[PROBLEM TO SOLVE]: Copy the entries word for word, from the first line through the line that contains "y-tick-label: 5.00% xyxy=(74,285,117,302)", including that line.
>> Start DATASET ENTRIES
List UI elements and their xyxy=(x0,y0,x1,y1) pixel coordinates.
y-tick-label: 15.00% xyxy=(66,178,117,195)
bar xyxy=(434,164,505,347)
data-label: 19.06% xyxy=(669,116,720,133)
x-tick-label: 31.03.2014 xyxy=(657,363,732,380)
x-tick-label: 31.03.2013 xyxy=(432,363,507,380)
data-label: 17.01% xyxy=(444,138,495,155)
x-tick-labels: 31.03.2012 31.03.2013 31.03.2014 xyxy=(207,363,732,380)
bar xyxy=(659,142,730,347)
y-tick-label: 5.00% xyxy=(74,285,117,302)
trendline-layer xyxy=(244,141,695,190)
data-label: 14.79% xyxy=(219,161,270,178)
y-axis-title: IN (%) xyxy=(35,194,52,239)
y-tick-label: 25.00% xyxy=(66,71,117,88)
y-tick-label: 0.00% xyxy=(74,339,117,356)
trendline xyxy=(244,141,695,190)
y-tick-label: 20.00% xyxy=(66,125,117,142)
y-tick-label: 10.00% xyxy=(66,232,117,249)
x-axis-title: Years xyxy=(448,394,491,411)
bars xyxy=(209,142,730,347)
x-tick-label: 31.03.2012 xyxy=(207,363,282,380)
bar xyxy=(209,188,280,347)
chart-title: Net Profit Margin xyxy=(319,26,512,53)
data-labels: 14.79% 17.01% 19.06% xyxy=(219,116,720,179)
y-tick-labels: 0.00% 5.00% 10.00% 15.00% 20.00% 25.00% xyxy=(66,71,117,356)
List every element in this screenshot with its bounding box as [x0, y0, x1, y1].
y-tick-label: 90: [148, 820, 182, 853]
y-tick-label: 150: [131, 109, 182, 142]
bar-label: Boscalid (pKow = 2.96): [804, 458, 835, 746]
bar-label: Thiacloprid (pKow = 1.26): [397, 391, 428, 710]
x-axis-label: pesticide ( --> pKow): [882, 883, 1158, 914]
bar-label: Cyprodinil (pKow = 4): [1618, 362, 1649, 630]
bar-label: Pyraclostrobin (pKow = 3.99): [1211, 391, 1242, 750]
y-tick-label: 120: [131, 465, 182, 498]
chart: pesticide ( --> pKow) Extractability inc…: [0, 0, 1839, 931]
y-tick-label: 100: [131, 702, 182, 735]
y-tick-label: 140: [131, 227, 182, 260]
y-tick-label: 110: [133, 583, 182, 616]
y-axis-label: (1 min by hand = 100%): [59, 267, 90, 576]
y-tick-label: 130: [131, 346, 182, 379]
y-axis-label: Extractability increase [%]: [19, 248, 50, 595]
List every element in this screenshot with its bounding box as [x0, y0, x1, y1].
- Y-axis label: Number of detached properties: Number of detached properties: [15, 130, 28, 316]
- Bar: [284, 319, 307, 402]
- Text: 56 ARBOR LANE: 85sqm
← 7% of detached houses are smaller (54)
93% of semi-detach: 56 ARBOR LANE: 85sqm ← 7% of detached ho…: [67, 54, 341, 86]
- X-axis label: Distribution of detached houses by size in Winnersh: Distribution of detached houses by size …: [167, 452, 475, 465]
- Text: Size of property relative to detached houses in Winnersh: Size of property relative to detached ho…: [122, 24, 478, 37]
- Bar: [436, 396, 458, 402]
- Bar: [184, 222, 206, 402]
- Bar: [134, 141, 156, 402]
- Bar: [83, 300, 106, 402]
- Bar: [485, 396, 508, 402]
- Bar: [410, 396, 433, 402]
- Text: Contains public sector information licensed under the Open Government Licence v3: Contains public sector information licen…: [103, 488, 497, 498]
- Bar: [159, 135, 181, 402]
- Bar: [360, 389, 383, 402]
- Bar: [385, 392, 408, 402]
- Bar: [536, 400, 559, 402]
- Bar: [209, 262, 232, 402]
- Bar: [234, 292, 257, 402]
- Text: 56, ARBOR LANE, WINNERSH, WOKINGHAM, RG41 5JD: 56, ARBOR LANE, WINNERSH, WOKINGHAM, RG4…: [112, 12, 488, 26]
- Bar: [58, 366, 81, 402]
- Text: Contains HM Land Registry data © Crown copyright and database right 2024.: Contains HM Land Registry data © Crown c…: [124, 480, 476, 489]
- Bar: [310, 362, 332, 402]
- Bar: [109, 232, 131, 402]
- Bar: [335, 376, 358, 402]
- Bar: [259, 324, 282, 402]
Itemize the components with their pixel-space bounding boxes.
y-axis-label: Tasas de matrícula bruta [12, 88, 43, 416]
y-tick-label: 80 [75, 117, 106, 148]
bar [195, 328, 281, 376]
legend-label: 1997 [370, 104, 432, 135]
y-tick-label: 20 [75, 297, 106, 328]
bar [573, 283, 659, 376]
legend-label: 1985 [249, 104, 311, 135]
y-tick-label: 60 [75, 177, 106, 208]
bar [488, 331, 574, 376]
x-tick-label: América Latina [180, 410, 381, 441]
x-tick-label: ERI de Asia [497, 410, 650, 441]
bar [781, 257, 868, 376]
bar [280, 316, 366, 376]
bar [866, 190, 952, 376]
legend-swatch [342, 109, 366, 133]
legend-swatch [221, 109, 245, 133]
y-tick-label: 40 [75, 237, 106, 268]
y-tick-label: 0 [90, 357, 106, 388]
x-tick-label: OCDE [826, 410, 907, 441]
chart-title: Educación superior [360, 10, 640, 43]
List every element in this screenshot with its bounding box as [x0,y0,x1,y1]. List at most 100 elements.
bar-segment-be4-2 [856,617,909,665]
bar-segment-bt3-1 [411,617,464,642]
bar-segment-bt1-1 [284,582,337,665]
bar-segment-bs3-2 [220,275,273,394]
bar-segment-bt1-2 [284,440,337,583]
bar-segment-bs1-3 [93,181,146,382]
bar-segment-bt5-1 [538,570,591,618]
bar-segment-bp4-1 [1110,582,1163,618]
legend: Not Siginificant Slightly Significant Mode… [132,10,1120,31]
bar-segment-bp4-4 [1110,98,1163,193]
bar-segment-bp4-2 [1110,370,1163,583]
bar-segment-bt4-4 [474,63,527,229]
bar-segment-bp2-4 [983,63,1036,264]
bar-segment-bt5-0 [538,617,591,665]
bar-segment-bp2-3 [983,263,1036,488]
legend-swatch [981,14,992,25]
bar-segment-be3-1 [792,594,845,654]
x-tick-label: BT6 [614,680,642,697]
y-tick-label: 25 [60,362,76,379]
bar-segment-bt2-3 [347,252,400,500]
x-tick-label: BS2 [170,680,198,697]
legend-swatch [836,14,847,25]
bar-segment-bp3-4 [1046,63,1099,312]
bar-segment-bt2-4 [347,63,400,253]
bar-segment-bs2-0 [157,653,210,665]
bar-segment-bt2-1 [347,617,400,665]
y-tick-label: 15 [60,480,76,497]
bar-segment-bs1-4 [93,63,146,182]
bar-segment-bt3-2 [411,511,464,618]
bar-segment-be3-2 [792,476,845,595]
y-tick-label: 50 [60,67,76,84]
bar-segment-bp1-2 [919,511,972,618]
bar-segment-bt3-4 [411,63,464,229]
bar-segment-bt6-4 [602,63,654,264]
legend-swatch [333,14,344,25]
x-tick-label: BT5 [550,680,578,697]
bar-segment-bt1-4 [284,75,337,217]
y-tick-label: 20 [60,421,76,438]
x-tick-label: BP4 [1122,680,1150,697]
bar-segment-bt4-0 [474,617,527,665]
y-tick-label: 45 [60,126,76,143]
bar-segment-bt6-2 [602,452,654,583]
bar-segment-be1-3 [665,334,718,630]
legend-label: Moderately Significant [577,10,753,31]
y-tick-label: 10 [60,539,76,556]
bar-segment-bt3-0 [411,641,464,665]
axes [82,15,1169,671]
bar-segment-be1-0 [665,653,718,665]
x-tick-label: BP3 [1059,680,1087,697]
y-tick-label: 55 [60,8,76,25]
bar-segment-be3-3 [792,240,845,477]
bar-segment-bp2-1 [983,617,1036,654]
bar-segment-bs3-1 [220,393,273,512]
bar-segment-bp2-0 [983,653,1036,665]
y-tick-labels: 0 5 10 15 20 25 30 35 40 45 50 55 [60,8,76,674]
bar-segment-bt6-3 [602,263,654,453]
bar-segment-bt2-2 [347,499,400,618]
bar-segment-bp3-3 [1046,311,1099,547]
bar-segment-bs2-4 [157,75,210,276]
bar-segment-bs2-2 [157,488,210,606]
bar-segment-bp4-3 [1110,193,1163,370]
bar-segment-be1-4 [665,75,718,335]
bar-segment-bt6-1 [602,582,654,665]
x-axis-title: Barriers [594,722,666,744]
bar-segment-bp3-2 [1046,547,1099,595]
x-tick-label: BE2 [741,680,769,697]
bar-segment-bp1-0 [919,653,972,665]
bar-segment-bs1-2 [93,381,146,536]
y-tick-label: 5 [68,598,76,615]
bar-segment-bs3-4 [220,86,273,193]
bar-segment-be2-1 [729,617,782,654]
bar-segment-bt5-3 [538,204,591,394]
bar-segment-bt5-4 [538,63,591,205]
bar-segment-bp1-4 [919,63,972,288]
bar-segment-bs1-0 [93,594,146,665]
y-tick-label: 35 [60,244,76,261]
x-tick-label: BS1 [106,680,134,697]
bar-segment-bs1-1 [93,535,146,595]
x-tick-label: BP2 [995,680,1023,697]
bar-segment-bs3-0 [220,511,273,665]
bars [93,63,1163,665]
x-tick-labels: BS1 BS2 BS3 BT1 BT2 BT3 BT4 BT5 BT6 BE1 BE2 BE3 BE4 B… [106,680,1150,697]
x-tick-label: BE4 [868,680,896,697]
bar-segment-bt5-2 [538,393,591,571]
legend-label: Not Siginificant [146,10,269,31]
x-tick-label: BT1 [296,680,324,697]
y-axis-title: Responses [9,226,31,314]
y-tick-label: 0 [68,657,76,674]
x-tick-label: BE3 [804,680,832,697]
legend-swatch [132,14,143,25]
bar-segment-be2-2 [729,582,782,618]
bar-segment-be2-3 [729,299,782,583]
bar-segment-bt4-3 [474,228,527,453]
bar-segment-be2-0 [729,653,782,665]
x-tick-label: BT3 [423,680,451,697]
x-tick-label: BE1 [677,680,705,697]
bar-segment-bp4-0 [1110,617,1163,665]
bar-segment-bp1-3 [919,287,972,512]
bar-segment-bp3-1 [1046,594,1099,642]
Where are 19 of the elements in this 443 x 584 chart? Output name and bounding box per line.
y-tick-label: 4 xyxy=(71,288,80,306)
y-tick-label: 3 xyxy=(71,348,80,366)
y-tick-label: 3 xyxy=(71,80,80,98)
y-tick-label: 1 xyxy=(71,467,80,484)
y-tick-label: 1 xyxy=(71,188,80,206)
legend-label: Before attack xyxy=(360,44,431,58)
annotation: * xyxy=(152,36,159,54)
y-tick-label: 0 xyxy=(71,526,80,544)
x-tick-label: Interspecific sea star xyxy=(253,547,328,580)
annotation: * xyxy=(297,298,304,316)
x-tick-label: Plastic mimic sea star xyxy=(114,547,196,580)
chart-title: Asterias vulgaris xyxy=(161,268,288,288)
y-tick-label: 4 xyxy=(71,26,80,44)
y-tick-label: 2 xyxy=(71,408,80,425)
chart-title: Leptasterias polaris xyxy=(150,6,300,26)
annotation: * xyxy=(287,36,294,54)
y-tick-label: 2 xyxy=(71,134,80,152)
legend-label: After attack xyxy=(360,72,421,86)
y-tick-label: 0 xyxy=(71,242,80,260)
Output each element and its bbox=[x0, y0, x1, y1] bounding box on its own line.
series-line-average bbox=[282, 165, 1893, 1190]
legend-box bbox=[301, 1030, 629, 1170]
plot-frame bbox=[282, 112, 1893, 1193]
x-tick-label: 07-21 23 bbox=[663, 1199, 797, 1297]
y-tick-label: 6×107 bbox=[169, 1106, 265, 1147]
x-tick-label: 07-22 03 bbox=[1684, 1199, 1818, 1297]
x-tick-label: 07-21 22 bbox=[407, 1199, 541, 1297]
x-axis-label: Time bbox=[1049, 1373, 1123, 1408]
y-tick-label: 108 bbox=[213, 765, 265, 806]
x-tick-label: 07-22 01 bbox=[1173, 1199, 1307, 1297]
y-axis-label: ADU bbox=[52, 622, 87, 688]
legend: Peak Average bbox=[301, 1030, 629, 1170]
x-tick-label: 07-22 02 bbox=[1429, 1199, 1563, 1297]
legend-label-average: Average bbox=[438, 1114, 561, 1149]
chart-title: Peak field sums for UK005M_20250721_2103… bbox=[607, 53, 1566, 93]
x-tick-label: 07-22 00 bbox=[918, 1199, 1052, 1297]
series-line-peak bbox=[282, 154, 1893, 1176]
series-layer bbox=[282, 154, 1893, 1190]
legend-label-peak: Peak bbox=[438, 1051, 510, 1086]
>> End DATASET ENTRIES
[EXERCISE RESPONSE]:
List UI elements and their xyxy=(x0,y0,x1,y1) pixel coordinates.
y-tick-label: 15.00% xyxy=(66,178,117,195)
bar xyxy=(434,164,505,347)
data-label: 19.06% xyxy=(669,116,720,133)
x-tick-label: 31.03.2014 xyxy=(657,363,732,380)
x-tick-label: 31.03.2013 xyxy=(432,363,507,380)
data-label: 17.01% xyxy=(444,138,495,155)
x-tick-labels: 31.03.2012 31.03.2013 31.03.2014 xyxy=(207,363,732,380)
bar xyxy=(659,142,730,347)
y-tick-label: 5.00% xyxy=(74,285,117,302)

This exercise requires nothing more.